## Data listing
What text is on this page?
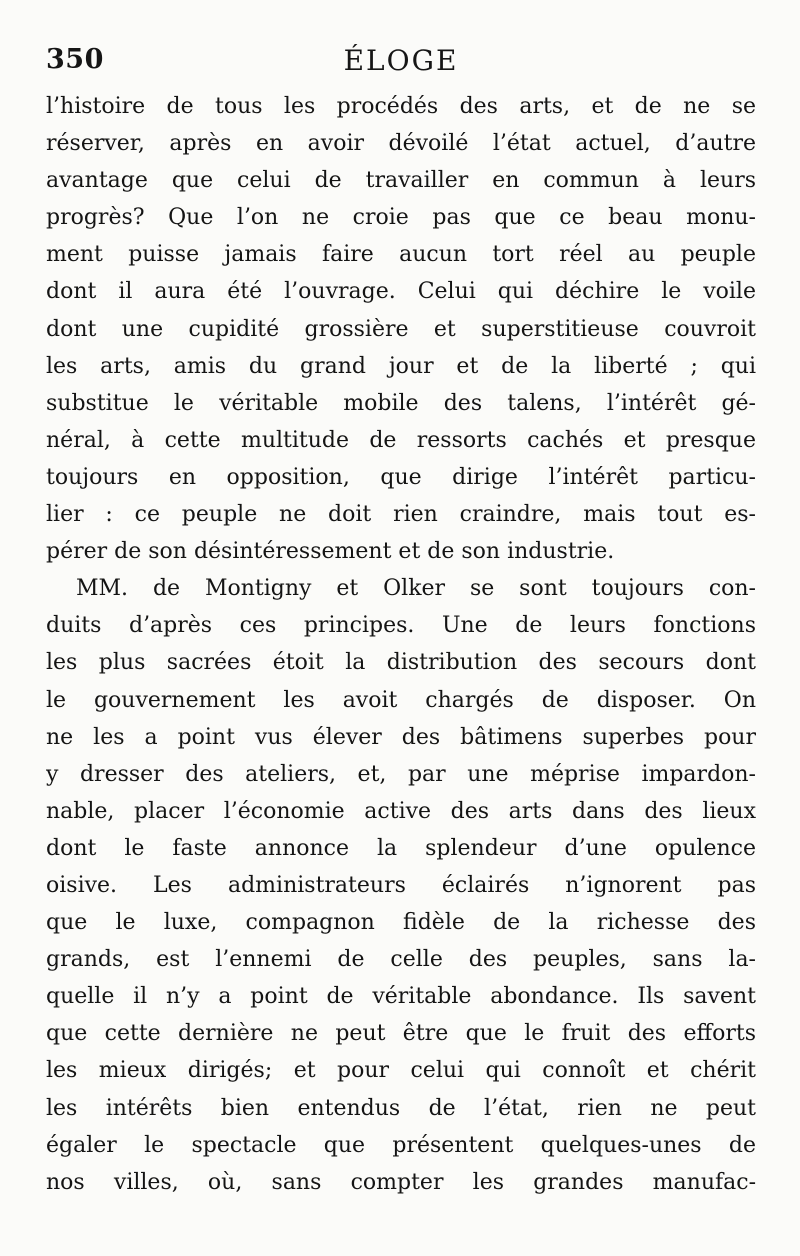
350	ÉLOGE
l’histoire de tous les procédés des arts, et de ne se
réserver, après en avoir dévoilé l’état actuel, d’autre
avantage que celui de travailler en commun à leurs
progrès? Que l’on ne croie pas que ce beau monu-
ment puisse jamais faire aucun tort réel au peuple
dont il aura été l’ouvrage. Celui qui déchire le voile
dont une cupidité grossière et superstitieuse couvroit
les arts, amis du grand jour et de la liberté ; qui
substitue le véritable mobile des talens, l’intérêt gé-
néral, à cette multitude de ressorts cachés et presque
toujours en opposition, que dirige l’intérêt particu-
lier : ce peuple ne doit rien craindre, mais tout es-
pérer de son désintéressement et de son industrie.
MM. de Montigny et Olker se sont toujours con-
duits d’après ces principes. Une de leurs fonctions
les plus sacrées étoit la distribution des secours dont
le gouvernement les avoit chargés de disposer. On
ne les a point vus élever des bâtimens superbes pour
y dresser des ateliers, et, par une méprise impardon-
nable, placer l’économie active des arts dans des lieux
dont le faste annonce la splendeur d’une opulence
oisive. Les administrateurs éclairés n’ignorent pas
que le luxe, compagnon fidèle de la richesse des
grands, est l’ennemi de celle des peuples, sans la-
quelle il n’y a point de véritable abondance. Ils savent
que cette dernière ne peut être que le fruit des efforts
les mieux dirigés; et pour celui qui connoît et chérit
les intérêts bien entendus de l’état, rien ne peut
égaler le spectacle que présentent quelques-unes de
nos villes, où, sans compter les grandes manufac-
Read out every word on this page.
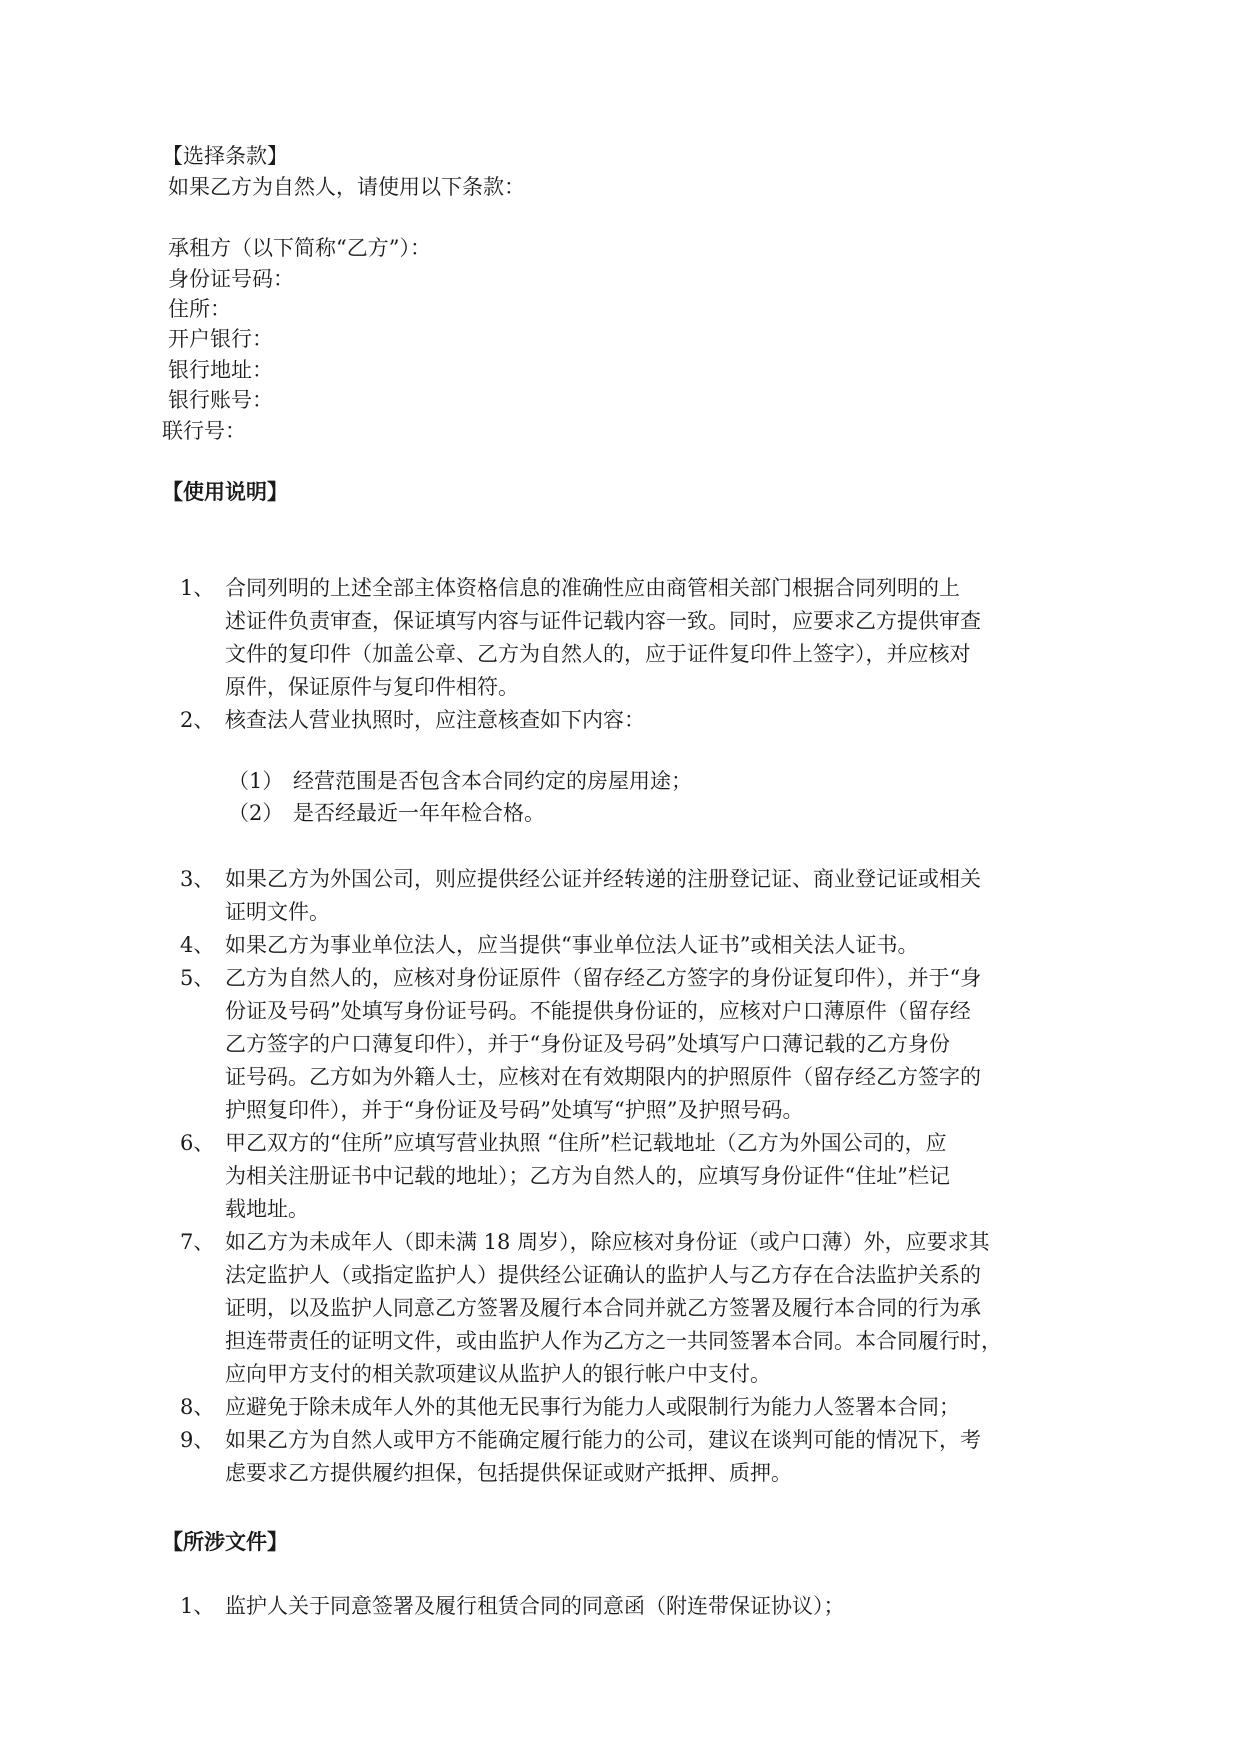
【选择条款】
如果乙方为自然人，请使用以下条款：
承租方（以下简称“乙方”）：
身份证号码：
住所：
开户银行：
银行地址：
银行账号：
联行号：
【使用说明】
1、 合同列明的上述全部主体资格信息的准确性应由商管相关部门根据合同列明的上
述证件负责审查，保证填写内容与证件记载内容一致。同时，应要求乙方提供审查
文件的复印件（加盖公章、乙方为自然人的，应于证件复印件上签字），并应核对
原件，保证原件与复印件相符。
2、 核查法人营业执照时，应注意核查如下内容：
（1） 经营范围是否包含本合同约定的房屋用途；
（2） 是否经最近一年年检合格。
3、 如果乙方为外国公司，则应提供经公证并经转递的注册登记证、商业登记证或相关
证明文件。
4、 如果乙方为事业单位法人，应当提供“事业单位法人证书”或相关法人证书。
5、 乙方为自然人的，应核对身份证原件（留存经乙方签字的身份证复印件），并于“身
份证及号码”处填写身份证号码。不能提供身份证的，应核对户口薄原件（留存经
乙方签字的户口薄复印件），并于“身份证及号码”处填写户口薄记载的乙方身份
证号码。乙方如为外籍人士，应核对在有效期限内的护照原件（留存经乙方签字的
护照复印件），并于“身份证及号码”处填写“护照”及护照号码。
6、 甲乙双方的“住所”应填写营业执照 “住所”栏记载地址（乙方为外国公司的，应
为相关注册证书中记载的地址）；乙方为自然人的，应填写身份证件“住址”栏记
载地址。
7、 如乙方为未成年人（即未满 18 周岁），除应核对身份证（或户口薄）外，应要求其
法定监护人（或指定监护人）提供经公证确认的监护人与乙方存在合法监护关系的
证明，以及监护人同意乙方签署及履行本合同并就乙方签署及履行本合同的行为承
担连带责任的证明文件，或由监护人作为乙方之一共同签署本合同。本合同履行时，
应向甲方支付的相关款项建议从监护人的银行帐户中支付。
8、 应避免于除未成年人外的其他无民事行为能力人或限制行为能力人签署本合同；
9、 如果乙方为自然人或甲方不能确定履行能力的公司，建议在谈判可能的情况下，考
虑要求乙方提供履约担保，包括提供保证或财产抵押、质押。
【所涉文件】
1、 监护人关于同意签署及履行租赁合同的同意函（附连带保证协议）；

## Aim
Show every line of the listing in which the string "état" can be found.

## Reply
réserver, après en avoir dévoilé l’état actuel, d’autre
les intérêts bien entendus de l’état, rien ne peut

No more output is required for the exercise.